::: MATERIAL

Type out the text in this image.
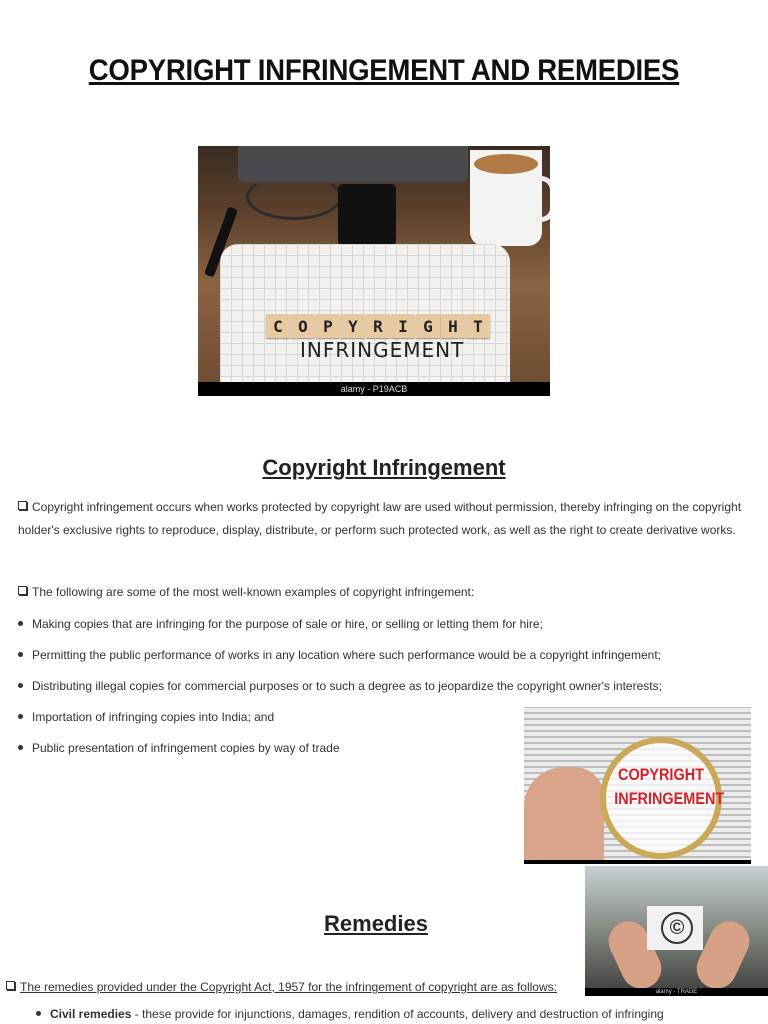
COPYRIGHT INFRINGEMENT AND REMEDIES
C O P Y R I G H T
INFRINGEMENT
alamy - P19ACB
Copyright Infringement
Copyright infringement occurs when works protected by copyright law are used without permission, thereby infringing on the copyright holder's exclusive rights to reproduce, display, distribute, or perform such protected work, as well as the right to create derivative works.
The following are some of the most well-known examples of copyright infringement:
Making copies that are infringing for the purpose of sale or hire, or selling or letting them for hire;
Permitting the public performance of works in any location where such performance would be a copyright infringement;
Distributing illegal copies for commercial purposes or to such a degree as to jeopardize the copyright owner's interests;
Importation of infringing copies into India; and
Public presentation of infringement copies by way of trade
COPYRIGHT
INFRINGEMENT
©
alamy - TRADE
Remedies
The remedies provided under the Copyright Act, 1957 for the infringement of copyright are as follows:
Civil remedies - these provide for injunctions, damages, rendition of accounts, delivery and destruction of infringing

::::::

### GIVEN TASK
Transcribe all of the entries word for word, but skip any pictures they contain.

### OUTPUT
Type out the text in this image.
COPYRIGHT INFRINGEMENT AND REMEDIES
C O P Y R I G H T
INFRINGEMENT
alamy - P19ACB
Copyright Infringement
Copyright infringement occurs when works protected by copyright law are used without permission, thereby infringing on the copyright holder's exclusive rights to reproduce, display, distribute, or perform such protected work, as well as the right to create derivative works.
The following are some of the most well-known examples of copyright infringement:
Making copies that are infringing for the purpose of sale or hire, or selling or letting them for hire;
Permitting the public performance of works in any location where such performance would be a copyright infringement;
Distributing illegal copies for commercial purposes or to such a degree as to jeopardize the copyright owner's interests;
Importation of infringing copies into India; and
Public presentation of infringement copies by way of trade
COPYRIGHT
INFRINGEMENT
©
alamy - TRADE
Remedies
The remedies provided under the Copyright Act, 1957 for the infringement of copyright are as follows:
Civil remedies - these provide for injunctions, damages, rendition of accounts, delivery and destruction of infringing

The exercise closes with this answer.